» **Stated problem**: Print all the data, keeping every line exactly as it is.

* BEGIN Supplied material *

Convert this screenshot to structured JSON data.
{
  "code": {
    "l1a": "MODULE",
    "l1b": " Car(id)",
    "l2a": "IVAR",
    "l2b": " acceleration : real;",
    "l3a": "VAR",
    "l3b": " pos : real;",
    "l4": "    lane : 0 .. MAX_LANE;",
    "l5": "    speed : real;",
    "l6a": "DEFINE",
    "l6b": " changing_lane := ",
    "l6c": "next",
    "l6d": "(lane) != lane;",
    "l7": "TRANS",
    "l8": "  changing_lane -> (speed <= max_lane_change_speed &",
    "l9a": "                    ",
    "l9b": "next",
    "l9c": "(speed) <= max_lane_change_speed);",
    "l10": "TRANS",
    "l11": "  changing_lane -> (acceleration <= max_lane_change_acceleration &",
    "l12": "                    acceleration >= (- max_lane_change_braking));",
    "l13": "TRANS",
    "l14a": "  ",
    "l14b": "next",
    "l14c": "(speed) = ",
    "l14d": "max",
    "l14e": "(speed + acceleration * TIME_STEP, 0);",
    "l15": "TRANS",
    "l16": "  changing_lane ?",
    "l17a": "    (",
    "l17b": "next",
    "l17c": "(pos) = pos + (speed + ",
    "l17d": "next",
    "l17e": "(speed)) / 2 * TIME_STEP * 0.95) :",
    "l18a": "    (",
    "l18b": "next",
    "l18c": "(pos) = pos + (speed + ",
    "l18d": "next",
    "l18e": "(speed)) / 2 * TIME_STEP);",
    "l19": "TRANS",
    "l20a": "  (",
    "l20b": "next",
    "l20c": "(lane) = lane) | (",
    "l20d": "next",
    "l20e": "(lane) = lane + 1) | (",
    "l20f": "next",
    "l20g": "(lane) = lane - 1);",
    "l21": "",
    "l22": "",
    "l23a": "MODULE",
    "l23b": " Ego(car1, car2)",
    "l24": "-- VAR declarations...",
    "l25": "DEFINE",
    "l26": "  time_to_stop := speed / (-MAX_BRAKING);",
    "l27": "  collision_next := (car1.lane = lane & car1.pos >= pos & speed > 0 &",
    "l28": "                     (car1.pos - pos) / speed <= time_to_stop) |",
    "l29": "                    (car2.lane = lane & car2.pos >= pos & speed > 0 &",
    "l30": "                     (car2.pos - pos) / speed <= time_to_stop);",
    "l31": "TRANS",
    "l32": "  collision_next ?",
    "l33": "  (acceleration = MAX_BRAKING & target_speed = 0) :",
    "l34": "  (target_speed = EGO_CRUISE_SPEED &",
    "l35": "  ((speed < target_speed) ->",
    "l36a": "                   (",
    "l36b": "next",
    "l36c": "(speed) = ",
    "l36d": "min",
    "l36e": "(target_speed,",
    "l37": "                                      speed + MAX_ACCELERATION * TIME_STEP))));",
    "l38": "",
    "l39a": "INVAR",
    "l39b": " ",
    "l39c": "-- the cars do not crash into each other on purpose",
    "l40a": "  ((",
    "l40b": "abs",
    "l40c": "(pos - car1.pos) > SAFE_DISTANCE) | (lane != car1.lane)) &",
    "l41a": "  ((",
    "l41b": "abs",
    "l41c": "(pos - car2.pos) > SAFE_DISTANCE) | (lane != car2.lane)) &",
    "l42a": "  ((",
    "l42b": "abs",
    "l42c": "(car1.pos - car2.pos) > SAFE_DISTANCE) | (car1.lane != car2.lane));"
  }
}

* END Supplied material *

» **Written solution**:
Convert this screenshot to structured JSON data.
{
  "code": {
    "l1a": "MODULE",
    "l1b": " Car(id)",
    "l2a": "IVAR",
    "l2b": " acceleration : real;",
    "l3a": "VAR",
    "l3b": " pos : real;",
    "l4": "    lane : 0 .. MAX_LANE;",
    "l5": "    speed : real;",
    "l6a": "DEFINE",
    "l6b": " changing_lane := ",
    "l6c": "next",
    "l6d": "(lane) != lane;",
    "l7": "TRANS",
    "l8": "  changing_lane -> (speed <= max_lane_change_speed &",
    "l9a": "                    ",
    "l9b": "next",
    "l9c": "(speed) <= max_lane_change_speed);",
    "l10": "TRANS",
    "l11": "  changing_lane -> (acceleration <= max_lane_change_acceleration &",
    "l12": "                    acceleration >= (- max_lane_change_braking));",
    "l13": "TRANS",
    "l14a": "  ",
    "l14b": "next",
    "l14c": "(speed) = ",
    "l14d": "max",
    "l14e": "(speed + acceleration * TIME_STEP, 0);",
    "l15": "TRANS",
    "l16": "  changing_lane ?",
    "l17a": "    (",
    "l17b": "next",
    "l17c": "(pos) = pos + (speed + ",
    "l17d": "next",
    "l17e": "(speed)) / 2 * TIME_STEP * 0.95) :",
    "l18a": "    (",
    "l18b": "next",
    "l18c": "(pos) = pos + (speed + ",
    "l18d": "next",
    "l18e": "(speed)) / 2 * TIME_STEP);",
    "l19": "TRANS",
    "l20a": "  (",
    "l20b": "next",
    "l20c": "(lane) = lane) | (",
    "l20d": "next",
    "l20e": "(lane) = lane + 1) | (",
    "l20f": "next",
    "l20g": "(lane) = lane - 1);",
    "l21": "",
    "l22": "",
    "l23a": "MODULE",
    "l23b": " Ego(car1, car2)",
    "l24": "-- VAR declarations...",
    "l25": "DEFINE",
    "l26": "  time_to_stop := speed / (-MAX_BRAKING);",
    "l27": "  collision_next := (car1.lane = lane & car1.pos >= pos & speed > 0 &",
    "l28": "                     (car1.pos - pos) / speed <= time_to_stop) |",
    "l29": "                    (car2.lane = lane & car2.pos >= pos & speed > 0 &",
    "l30": "                     (car2.pos - pos) / speed <= time_to_stop);",
    "l31": "TRANS",
    "l32": "  collision_next ?",
    "l33": "  (acceleration = MAX_BRAKING & target_speed = 0) :",
    "l34": "  (target_speed = EGO_CRUISE_SPEED &",
    "l35": "  ((speed < target_speed) ->",
    "l36a": "                   (",
    "l36b": "next",
    "l36c": "(speed) = ",
    "l36d": "min",
    "l36e": "(target_speed,",
    "l37": "                                      speed + MAX_ACCELERATION * TIME_STEP))));",
    "l38": "",
    "l39a": "INVAR",
    "l39b": " ",
    "l39c": "-- the cars do not crash into each other on purpose",
    "l40a": "  ((",
    "l40b": "abs",
    "l40c": "(pos - car1.pos) > SAFE_DISTANCE) | (lane != car1.lane)) &",
    "l41a": "  ((",
    "l41b": "abs",
    "l41c": "(pos - car2.pos) > SAFE_DISTANCE) | (lane != car2.lane)) &",
    "l42a": "  ((",
    "l42b": "abs",
    "l42c": "(car1.pos - car2.pos) > SAFE_DISTANCE) | (car1.lane != car2.lane));"
  }
}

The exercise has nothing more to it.